Saved entries
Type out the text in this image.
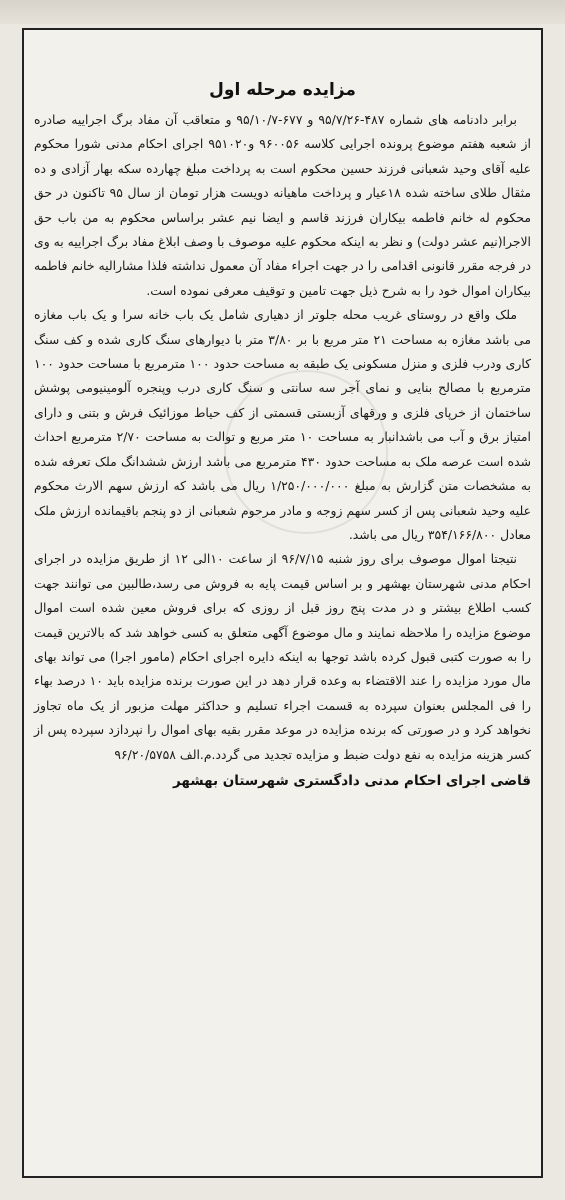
مزایده مرحله اول

برابر دادنامه های شماره ۴۸۷-۹۵/۷/۲۶ و ۶۷۷-۹۵/۱۰/۷ و متعاقب آن مفاد برگ اجراییه صادره از شعبه هفتم موضوع پرونده اجرایی کلاسه ۹۶۰۰۵۶ و۹۵۱۰۲۰ اجرای احکام مدنی شورا محکوم علیه آقای وحید شعبانی فرزند حسین محکوم است به پرداخت مبلغ چهارده سکه بهار آزادی و ده مثقال طلای ساخته شده ۱۸عیار و پرداخت ماهیانه دویست هزار تومان از سال ۹۵ تاکنون در حق محکوم له خانم فاطمه بیکاران فرزند قاسم و ایضا نیم عشر براساس محکوم به من باب حق الاجرا(نیم عشر دولت) و نظر به اینکه محکوم علیه موصوف با وصف ابلاغ مفاد برگ اجراییه به وی در فرجه مقرر قانونی اقدامی را در جهت اجراء مفاد آن معمول نداشته فلذا مشارالیه خانم فاطمه بیکاران اموال خود را به شرح ذیل جهت تامین و توقیف معرفی نموده است.

ملک واقع در روستای غریب محله جلوتر از دهیاری شامل یک باب خانه سرا و یک باب مغازه می باشد مغازه به مساحت ۲۱ متر مربع با بر ۳/۸۰ متر با دیوارهای سنگ کاری شده و کف سنگ کاری ودرب فلزی و منزل مسکونی یک طبقه به مساحت حدود ۱۰۰ مترمربع با مساحت حدود ۱۰۰ مترمربع با مصالح بنایی و نمای آجر سه سانتی و سنگ کاری درب وپنجره آلومینیومی پوشش ساختمان از خرپای فلزی و ورقهای آزبستی قسمتی از کف حیاط موزائیک فرش و بتنی و دارای امتیاز برق و آب می باشدانبار به مساحت ۱۰ متر مربع و توالت به مساحت ۲/۷۰ مترمربع احداث شده است عرصه ملک به مساحت حدود ۴۳۰ مترمربع می باشد ارزش ششدانگ ملک تعرفه شده به مشخصات متن گزارش به مبلغ ۱/۲۵۰/۰۰۰/۰۰۰ ریال می باشد که ارزش سهم الارث محکوم علیه وحید شعبانی پس از کسر سهم زوجه و مادر مرحوم شعبانی از دو پنجم باقیمانده ارزش ملک معادل ۳۵۴/۱۶۶/۸۰۰ ریال می باشد.

نتیجتا اموال موصوف برای روز شنبه ۹۶/۷/۱۵ از ساعت ۱۰الی ۱۲ از طریق مزایده در اجرای احکام مدنی شهرستان بهشهر و بر اساس قیمت پایه به فروش می رسد،طالبین می توانند جهت کسب اطلاع بیشتر و در مدت پنج روز قبل از روزی که برای فروش معین شده است اموال موضوع مزایده را ملاحظه نمایند و مال موضوع آگهی متعلق به کسی خواهد شد که بالاترین قیمت را به صورت کتبی قبول کرده باشد توجها به اینکه دایره اجرای احکام (مامور اجرا) می تواند بهای مال مورد مزایده را عند الاقتضاء به وعده قرار دهد در این صورت برنده مزایده باید ۱۰ درصد بهاء را فی المجلس بعنوان سپرده به قسمت اجراء تسلیم و حداکثر مهلت مزبور از یک ماه تجاوز نخواهد کرد و در صورتی که برنده مزایده در موعد مقرر بقیه بهای اموال را نپردازد سپرده پس از کسر هزینه مزایده به نفع دولت ضبط و مزایده تجدید می گردد.م.الف ۹۶/۲۰/۵۷۵۸

قاضی اجرای احکام مدنی دادگستری شهرستان بهشهر
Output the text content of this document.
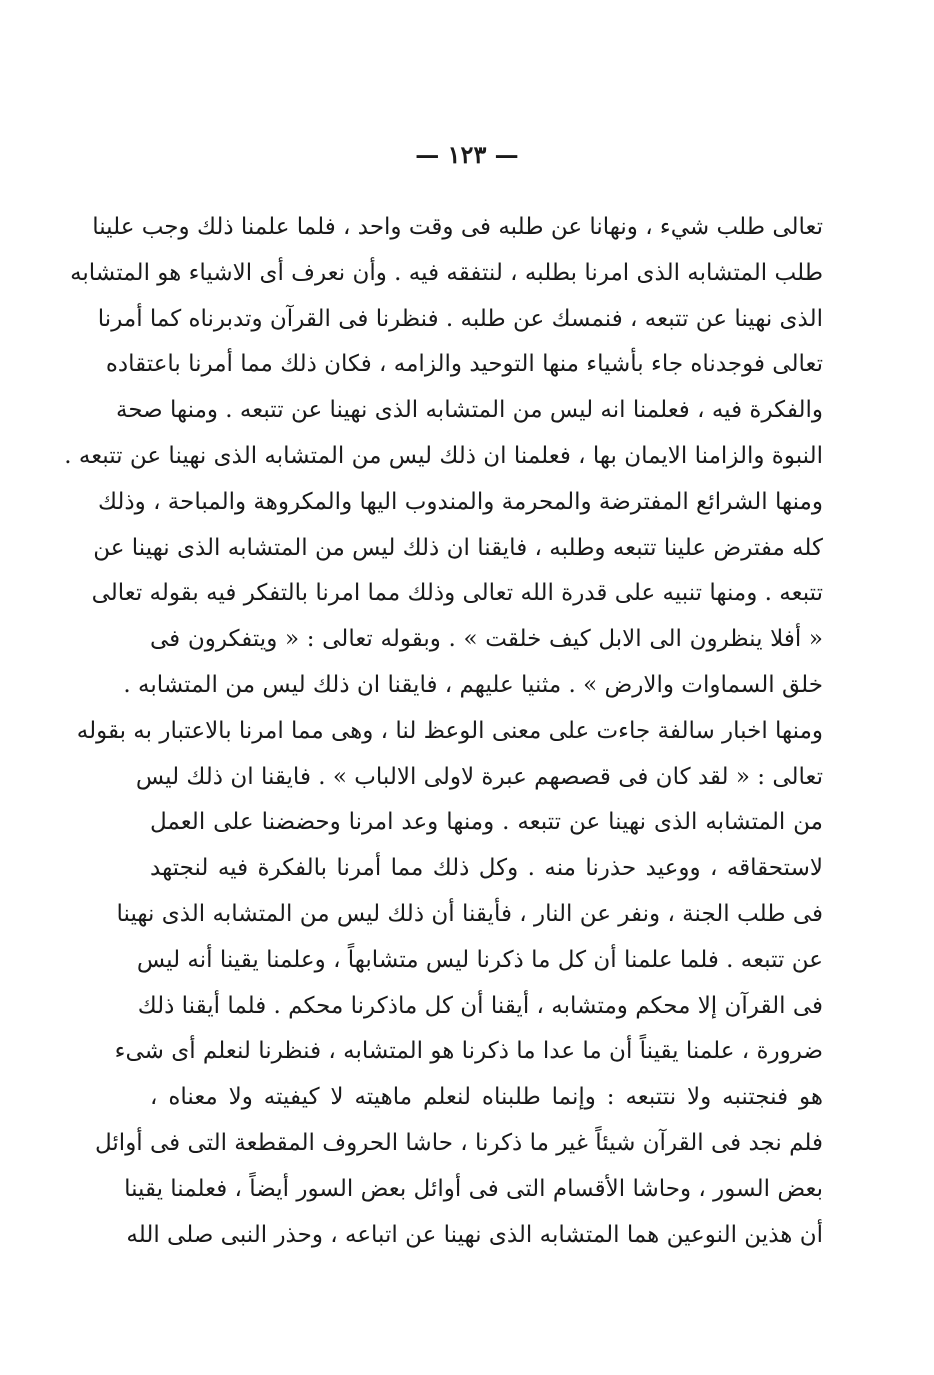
— ١٢٣ —
تعالى طلب شيء ، ونهانا عن طلبه فى وقت واحد ، فلما علمنا ذلك وجب علينا
طلب المتشابه الذى امرنا بطلبه ، لنتفقه فيه . وأن نعرف أى الاشياء هو المتشابه
الذى نهينا عن تتبعه ، فنمسك عن طلبه . فنظرنا فى القرآن وتدبرناه كما أمرنا
تعالى فوجدناه جاء بأشياء منها التوحيد والزامه ، فكان ذلك مما أمرنا باعتقاده
والفكرة فيه ، فعلمنا انه ليس من المتشابه الذى نهينا عن تتبعه . ومنها صحة
النبوة والزامنا الايمان بها ، فعلمنا ان ذلك ليس من المتشابه الذى نهينا عن تتبعه .
ومنها الشرائع المفترضة والمحرمة والمندوب اليها والمكروهة والمباحة ، وذلك
كله مفترض علينا تتبعه وطلبه ، فايقنا ان ذلك ليس من المتشابه الذى نهينا عن
تتبعه . ومنها تنبيه على قدرة الله تعالى وذلك مما امرنا بالتفكر فيه بقوله تعالى
« أفلا ينظرون الى الابل كيف خلقت » . وبقوله تعالى : « ويتفكرون فى
خلق السماوات والارض » . مثنيا عليهم ، فايقنا ان ذلك ليس من المتشابه .
ومنها اخبار سالفة جاءت على معنى الوعظ لنا ، وهى مما امرنا بالاعتبار به بقوله
تعالى : « لقد كان فى قصصهم عبرة لاولى الالباب » . فايقنا ان ذلك ليس
من المتشابه الذى نهينا عن تتبعه . ومنها وعد امرنا وحضضنا على العمل
لاستحقاقه ، ووعيد حذرنا منه . وكل ذلك مما أمرنا بالفكرة فيه لنجتهد
فى طلب الجنة ، ونفر عن النار ، فأيقنا أن ذلك ليس من المتشابه الذى نهينا
عن تتبعه . فلما علمنا أن كل ما ذكرنا ليس متشابهاً ، وعلمنا يقينا أنه ليس
فى القرآن إلا محكم ومتشابه ، أيقنا أن كل ماذكرنا محكم . فلما أيقنا ذلك
ضرورة ، علمنا يقيناً أن ما عدا ما ذكرنا هو المتشابه ، فنظرنا لنعلم أى شىء
هو فنجتنبه ولا نتتبعه : وإنما طلبناه لنعلم ماهيته لا كيفيته ولا معناه ،
فلم نجد فى القرآن شيئاً غير ما ذكرنا ، حاشا الحروف المقطعة التى فى أوائل
بعض السور ، وحاشا الأقسام التى فى أوائل بعض السور أيضاً ، فعلمنا يقينا
أن هذين النوعين هما المتشابه الذى نهينا عن اتباعه ، وحذر النبى صلى الله
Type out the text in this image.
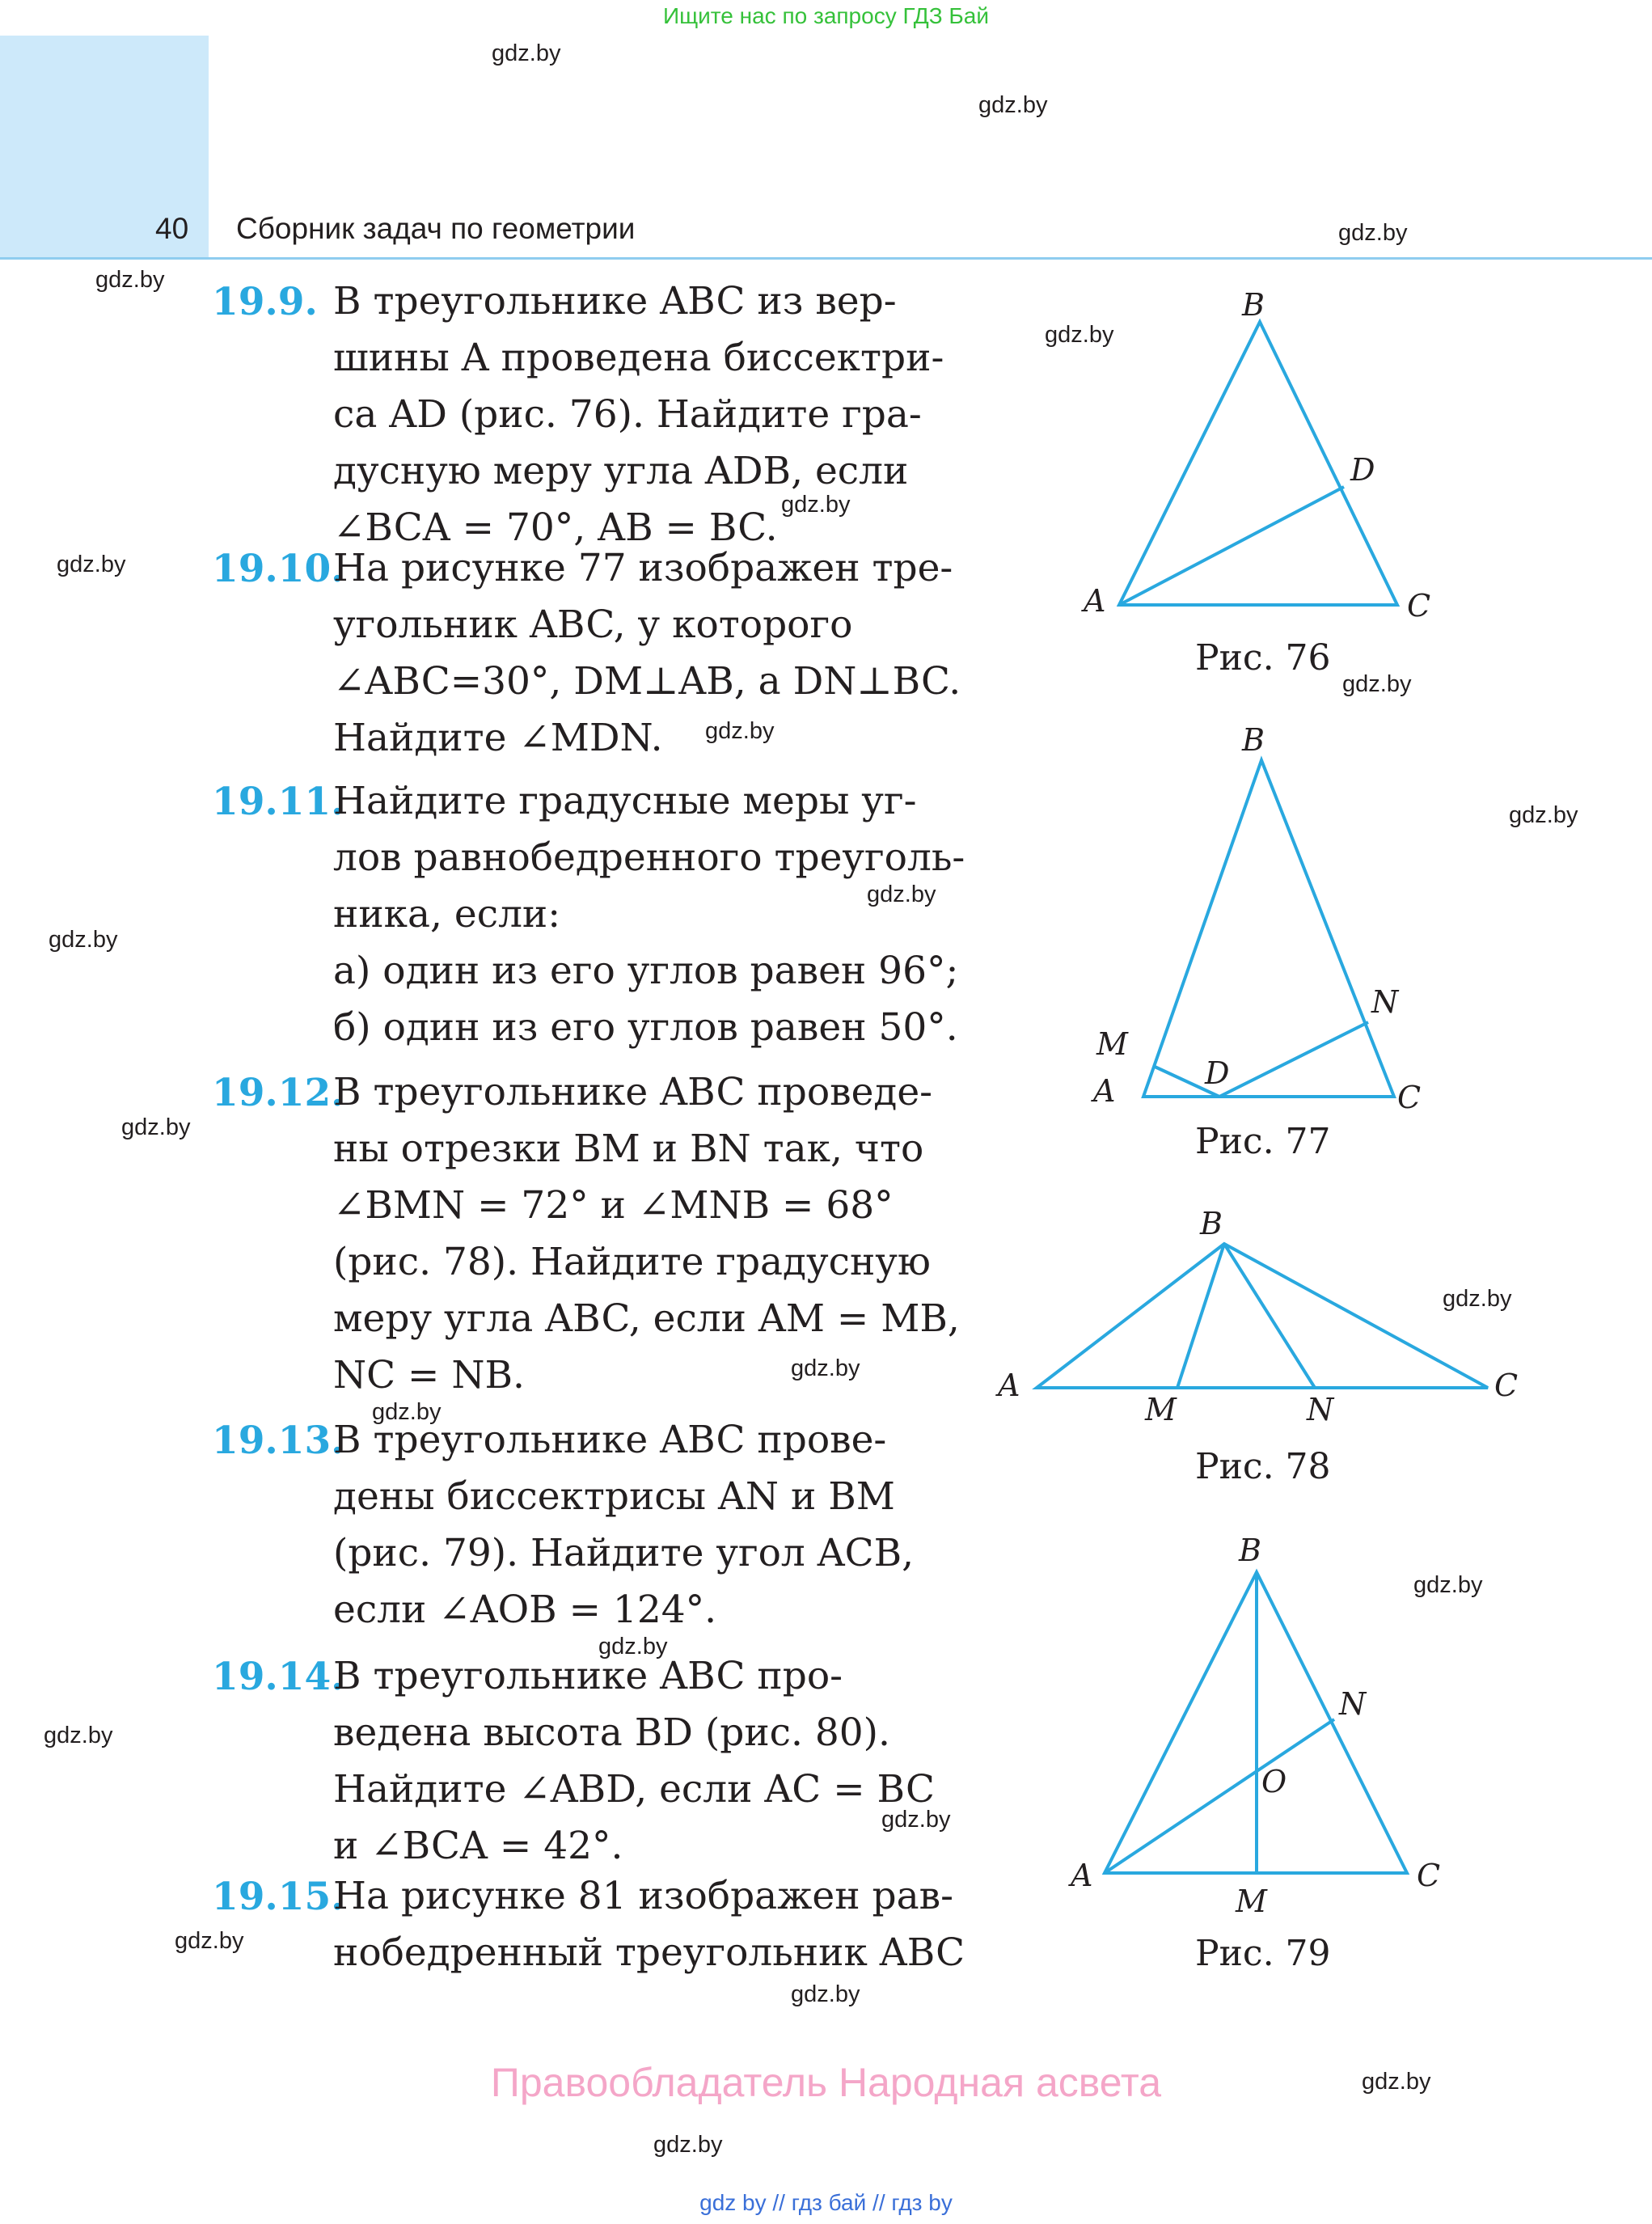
Ищите нас по запросу ГДЗ Бай
40 Сборник задач по геометрии
gdz.by
gdz.by
gdz.by
gdz.by
gdz.by
gdz.by
gdz.by
gdz.by
gdz.by
gdz.by
gdz.by
gdz.by
gdz.by
gdz.by
gdz.by
gdz.by
gdz.by
gdz.by
gdz.by
gdz.by
gdz.by
gdz.by
gdz.by
gdz.by
19.9. В треугольнике ABC из вер-
шины A проведена биссектри-
са AD (рис. 76). Найдите гра-
дусную меру угла ADB, если
∠BCA = 70°, AB = BC.
19.10.
На рисунке 77 изображен тре-
угольник ABC, у которого
∠ABC=30°, DM⊥AB, а DN⊥BC.
Найдите ∠MDN.
19.11.
Найдите градусные меры уг-
лов равнобедренного треуголь-
ника, если:
а) один из его углов равен 96°;
б) один из его углов равен 50°.
19.12.
В треугольнике ABC проведе-
ны отрезки BM и BN так, что
∠BMN = 72° и ∠MNB = 68°
(рис. 78). Найдите градусную
меру угла ABC, если AM = MB,
NC = NB.
19.13.
В треугольнике ABC прове-
дены биссектрисы AN и BM
(рис. 79). Найдите угол ACB,
если ∠AOB = 124°.
19.14.
В треугольнике ABC про-
ведена высота BD (рис. 80).
Найдите ∠ABD, если AC = BC
и ∠BCA = 42°.
19.15.
На рисунке 81 изображен рав-
нобедренный треугольник ABC
B
D
A	C
Рис. 76
B
N
M
D
A	C
Рис. 77
B
A
M	N
C
Рис. 78
B
N
O
A
M
C
Рис. 79
Правообладатель Народная асвета
gdz by // гдз бай // гдз by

> Problem to solve
Return all lines containing the word "углов".

> Result for this task
а) один из его углов равен 96°;
б) один из его углов равен 50°.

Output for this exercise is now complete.